──────── Material provided ────────

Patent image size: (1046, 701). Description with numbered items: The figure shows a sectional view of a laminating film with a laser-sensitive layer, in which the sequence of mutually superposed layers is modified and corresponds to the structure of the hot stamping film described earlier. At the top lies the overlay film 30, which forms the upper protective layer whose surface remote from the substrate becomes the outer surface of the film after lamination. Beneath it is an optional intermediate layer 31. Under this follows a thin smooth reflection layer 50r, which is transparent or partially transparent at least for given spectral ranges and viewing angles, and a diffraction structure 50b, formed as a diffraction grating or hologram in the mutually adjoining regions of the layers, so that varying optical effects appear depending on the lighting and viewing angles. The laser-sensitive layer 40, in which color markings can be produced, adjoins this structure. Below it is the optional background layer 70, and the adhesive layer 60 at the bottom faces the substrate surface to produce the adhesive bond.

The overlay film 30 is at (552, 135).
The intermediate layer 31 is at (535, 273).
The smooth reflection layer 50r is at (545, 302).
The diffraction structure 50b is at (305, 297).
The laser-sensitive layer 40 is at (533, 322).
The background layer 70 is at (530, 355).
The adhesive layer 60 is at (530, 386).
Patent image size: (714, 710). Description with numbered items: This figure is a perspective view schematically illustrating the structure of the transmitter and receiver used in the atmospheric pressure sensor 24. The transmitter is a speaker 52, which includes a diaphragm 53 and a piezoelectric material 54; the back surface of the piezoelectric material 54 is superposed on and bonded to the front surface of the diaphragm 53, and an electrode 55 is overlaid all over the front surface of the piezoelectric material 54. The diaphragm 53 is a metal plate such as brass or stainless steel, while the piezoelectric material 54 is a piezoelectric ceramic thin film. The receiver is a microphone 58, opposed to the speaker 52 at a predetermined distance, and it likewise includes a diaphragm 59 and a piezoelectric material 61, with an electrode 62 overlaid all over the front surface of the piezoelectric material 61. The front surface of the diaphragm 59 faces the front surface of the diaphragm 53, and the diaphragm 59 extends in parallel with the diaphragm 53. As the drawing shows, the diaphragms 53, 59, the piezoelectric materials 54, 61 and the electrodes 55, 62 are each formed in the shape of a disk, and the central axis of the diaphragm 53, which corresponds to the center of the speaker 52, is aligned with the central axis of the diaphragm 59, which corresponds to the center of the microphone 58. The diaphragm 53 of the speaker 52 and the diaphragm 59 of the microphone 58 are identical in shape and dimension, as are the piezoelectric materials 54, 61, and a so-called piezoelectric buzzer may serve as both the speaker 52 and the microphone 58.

────────

## What the exercise asks
Please rewrite these lines, changing "Patent image size" to "Drawing size" wherever it appears and leaving everything else unchanged.

## Complete answer
Drawing size: (1046, 701). Description with numbered items: The figure shows a sectional view of a laminating film with a laser-sensitive layer, in which the sequence of mutually superposed layers is modified and corresponds to the structure of the hot stamping film described earlier. At the top lies the overlay film 30, which forms the upper protective layer whose surface remote from the substrate becomes the outer surface of the film after lamination. Beneath it is an optional intermediate layer 31. Under this follows a thin smooth reflection layer 50r, which is transparent or partially transparent at least for given spectral ranges and viewing angles, and a diffraction structure 50b, formed as a diffraction grating or hologram in the mutually adjoining regions of the layers, so that varying optical effects appear depending on the lighting and viewing angles. The laser-sensitive layer 40, in which color markings can be produced, adjoins this structure. Below it is the optional background layer 70, and the adhesive layer 60 at the bottom faces the substrate surface to produce the adhesive bond.

The overlay film 30 is at (552, 135).
The intermediate layer 31 is at (535, 273).
The smooth reflection layer 50r is at (545, 302).
The diffraction structure 50b is at (305, 297).
The laser-sensitive layer 40 is at (533, 322).
The background layer 70 is at (530, 355).
The adhesive layer 60 is at (530, 386).
Drawing size: (714, 710). Description with numbered items: This figure is a perspective view schematically illustrating the structure of the transmitter and receiver used in the atmospheric pressure sensor 24. The transmitter is a speaker 52, which includes a diaphragm 53 and a piezoelectric material 54; the back surface of the piezoelectric material 54 is superposed on and bonded to the front surface of the diaphragm 53, and an electrode 55 is overlaid all over the front surface of the piezoelectric material 54. The diaphragm 53 is a metal plate such as brass or stainless steel, while the piezoelectric material 54 is a piezoelectric ceramic thin film. The receiver is a microphone 58, opposed to the speaker 52 at a predetermined distance, and it likewise includes a diaphragm 59 and a piezoelectric material 61, with an electrode 62 overlaid all over the front surface of the piezoelectric material 61. The front surface of the diaphragm 59 faces the front surface of the diaphragm 53, and the diaphragm 59 extends in parallel with the diaphragm 53. As the drawing shows, the diaphragms 53, 59, the piezoelectric materials 54, 61 and the electrodes 55, 62 are each formed in the shape of a disk, and the central axis of the diaphragm 53, which corresponds to the center of the speaker 52, is aligned with the central axis of the diaphragm 59, which corresponds to the center of the microphone 58. The diaphragm 53 of the speaker 52 and the diaphragm 59 of the microphone 58 are identical in shape and dimension, as are the piezoelectric materials 54, 61, and a so-called piezoelectric buzzer may serve as both the speaker 52 and the microphone 58.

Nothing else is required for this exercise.